─── PROVIDED ENTRIES ───

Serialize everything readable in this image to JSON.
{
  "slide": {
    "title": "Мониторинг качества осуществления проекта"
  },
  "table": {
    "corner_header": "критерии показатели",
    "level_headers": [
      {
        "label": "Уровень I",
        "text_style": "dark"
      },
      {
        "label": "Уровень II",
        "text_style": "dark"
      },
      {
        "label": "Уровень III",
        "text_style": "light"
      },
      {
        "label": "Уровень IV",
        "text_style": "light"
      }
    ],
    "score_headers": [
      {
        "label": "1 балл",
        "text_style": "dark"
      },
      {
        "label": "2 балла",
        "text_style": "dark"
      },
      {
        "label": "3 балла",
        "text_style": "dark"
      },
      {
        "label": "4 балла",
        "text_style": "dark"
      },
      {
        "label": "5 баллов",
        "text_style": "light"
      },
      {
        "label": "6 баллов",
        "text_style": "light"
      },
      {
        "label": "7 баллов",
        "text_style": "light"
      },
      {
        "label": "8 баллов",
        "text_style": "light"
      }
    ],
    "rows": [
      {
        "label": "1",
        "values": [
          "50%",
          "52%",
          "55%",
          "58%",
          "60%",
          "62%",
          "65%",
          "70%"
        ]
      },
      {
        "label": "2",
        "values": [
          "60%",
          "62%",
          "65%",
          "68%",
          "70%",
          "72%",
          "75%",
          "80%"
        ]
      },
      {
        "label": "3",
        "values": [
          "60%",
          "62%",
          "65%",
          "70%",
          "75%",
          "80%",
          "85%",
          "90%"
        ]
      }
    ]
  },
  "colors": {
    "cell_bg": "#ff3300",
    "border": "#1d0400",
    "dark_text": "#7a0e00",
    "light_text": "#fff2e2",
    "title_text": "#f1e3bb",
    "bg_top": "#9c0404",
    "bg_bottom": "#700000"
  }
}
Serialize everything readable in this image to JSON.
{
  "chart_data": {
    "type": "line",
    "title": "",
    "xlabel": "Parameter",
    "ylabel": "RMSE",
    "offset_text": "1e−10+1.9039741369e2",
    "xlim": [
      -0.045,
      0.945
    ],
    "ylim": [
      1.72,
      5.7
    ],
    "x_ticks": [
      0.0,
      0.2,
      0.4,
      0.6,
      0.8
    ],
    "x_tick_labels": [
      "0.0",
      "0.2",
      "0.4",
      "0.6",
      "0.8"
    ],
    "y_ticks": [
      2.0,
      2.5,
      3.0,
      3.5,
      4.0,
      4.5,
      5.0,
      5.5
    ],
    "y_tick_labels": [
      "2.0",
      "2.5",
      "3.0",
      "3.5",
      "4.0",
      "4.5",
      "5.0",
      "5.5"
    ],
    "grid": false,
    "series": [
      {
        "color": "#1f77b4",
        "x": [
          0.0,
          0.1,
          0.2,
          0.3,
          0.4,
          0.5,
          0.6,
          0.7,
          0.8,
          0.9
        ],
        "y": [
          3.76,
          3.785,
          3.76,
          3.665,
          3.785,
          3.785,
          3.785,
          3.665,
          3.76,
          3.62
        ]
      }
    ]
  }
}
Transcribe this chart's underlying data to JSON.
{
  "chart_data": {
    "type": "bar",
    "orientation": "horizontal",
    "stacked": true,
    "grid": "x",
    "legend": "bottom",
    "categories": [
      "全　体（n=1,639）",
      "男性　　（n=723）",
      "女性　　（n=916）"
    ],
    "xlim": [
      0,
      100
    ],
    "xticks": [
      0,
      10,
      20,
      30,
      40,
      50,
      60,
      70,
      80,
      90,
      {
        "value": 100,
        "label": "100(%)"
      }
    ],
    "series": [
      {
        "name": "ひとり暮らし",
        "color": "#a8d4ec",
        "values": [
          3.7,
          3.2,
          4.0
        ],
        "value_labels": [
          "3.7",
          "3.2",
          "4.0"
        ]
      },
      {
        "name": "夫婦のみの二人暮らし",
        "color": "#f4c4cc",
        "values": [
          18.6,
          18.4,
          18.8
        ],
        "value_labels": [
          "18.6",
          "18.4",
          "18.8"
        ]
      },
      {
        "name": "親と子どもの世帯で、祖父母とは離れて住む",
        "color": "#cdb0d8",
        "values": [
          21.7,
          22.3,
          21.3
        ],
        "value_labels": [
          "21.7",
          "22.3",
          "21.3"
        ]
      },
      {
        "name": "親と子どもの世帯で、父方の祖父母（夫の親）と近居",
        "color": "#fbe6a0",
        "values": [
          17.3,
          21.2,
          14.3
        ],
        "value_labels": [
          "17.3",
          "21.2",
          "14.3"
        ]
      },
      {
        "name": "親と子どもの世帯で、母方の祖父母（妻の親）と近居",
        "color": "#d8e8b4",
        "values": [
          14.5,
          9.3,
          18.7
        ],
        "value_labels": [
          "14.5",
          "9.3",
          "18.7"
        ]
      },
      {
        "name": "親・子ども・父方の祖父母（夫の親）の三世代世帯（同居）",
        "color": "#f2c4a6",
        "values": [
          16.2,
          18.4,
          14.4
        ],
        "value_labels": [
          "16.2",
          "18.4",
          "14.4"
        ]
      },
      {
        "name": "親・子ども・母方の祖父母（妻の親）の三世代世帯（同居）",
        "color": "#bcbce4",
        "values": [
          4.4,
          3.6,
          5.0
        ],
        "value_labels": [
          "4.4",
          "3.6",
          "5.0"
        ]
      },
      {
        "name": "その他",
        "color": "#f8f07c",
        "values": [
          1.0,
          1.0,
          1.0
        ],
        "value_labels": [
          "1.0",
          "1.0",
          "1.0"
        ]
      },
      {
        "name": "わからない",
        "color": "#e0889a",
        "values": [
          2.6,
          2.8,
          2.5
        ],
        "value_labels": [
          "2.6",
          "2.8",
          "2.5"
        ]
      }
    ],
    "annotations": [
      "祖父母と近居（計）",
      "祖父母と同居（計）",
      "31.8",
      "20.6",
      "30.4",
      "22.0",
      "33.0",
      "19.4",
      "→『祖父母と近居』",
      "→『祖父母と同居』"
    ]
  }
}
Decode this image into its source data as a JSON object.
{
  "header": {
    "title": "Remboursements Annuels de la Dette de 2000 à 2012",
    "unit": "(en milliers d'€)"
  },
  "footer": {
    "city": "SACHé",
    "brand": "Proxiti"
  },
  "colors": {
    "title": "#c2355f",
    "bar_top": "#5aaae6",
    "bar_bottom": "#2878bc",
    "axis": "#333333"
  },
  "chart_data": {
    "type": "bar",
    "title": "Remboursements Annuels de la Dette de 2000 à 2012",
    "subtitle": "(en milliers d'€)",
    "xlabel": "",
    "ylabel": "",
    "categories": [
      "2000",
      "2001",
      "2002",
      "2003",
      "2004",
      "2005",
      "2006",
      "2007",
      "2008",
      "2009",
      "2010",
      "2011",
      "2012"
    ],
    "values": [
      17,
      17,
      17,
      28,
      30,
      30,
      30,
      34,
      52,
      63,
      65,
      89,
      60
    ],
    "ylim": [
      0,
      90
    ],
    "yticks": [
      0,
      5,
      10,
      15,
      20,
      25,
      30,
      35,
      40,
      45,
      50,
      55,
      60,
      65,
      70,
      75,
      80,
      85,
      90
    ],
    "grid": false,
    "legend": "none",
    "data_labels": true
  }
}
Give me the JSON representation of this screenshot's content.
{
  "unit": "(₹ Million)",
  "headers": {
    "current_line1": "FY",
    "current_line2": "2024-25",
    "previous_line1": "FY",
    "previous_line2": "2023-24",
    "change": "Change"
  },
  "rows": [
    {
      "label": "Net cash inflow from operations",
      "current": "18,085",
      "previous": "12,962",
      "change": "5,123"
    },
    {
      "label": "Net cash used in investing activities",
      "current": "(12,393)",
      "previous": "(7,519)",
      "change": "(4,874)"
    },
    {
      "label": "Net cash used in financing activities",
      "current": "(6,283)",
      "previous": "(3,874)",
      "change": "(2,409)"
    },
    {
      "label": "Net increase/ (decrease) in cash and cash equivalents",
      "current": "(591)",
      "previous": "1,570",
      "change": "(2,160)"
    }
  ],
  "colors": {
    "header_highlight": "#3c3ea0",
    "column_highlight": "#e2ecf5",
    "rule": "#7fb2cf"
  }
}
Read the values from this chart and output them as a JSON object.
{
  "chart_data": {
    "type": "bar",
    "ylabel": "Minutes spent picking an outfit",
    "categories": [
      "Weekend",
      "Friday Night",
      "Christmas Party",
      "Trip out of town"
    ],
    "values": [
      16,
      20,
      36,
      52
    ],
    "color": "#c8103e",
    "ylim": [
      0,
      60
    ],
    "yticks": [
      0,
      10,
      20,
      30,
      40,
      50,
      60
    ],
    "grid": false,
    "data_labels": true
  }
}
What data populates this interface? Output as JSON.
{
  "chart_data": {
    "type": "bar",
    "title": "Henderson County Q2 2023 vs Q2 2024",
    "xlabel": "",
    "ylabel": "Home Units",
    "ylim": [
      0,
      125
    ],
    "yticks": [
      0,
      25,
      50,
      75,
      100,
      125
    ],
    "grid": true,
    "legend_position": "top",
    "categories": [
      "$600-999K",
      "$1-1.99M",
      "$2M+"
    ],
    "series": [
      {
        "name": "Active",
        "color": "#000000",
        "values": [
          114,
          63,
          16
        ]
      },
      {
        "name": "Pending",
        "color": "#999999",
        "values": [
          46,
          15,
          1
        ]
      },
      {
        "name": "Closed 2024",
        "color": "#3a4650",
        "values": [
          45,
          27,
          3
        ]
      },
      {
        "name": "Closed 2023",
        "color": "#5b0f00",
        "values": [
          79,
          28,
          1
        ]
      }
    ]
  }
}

───

WHAT IS NEEDED:
Answer only with how many lines in the records include "milliers".

SOLUTION FOR THIS TASK:
2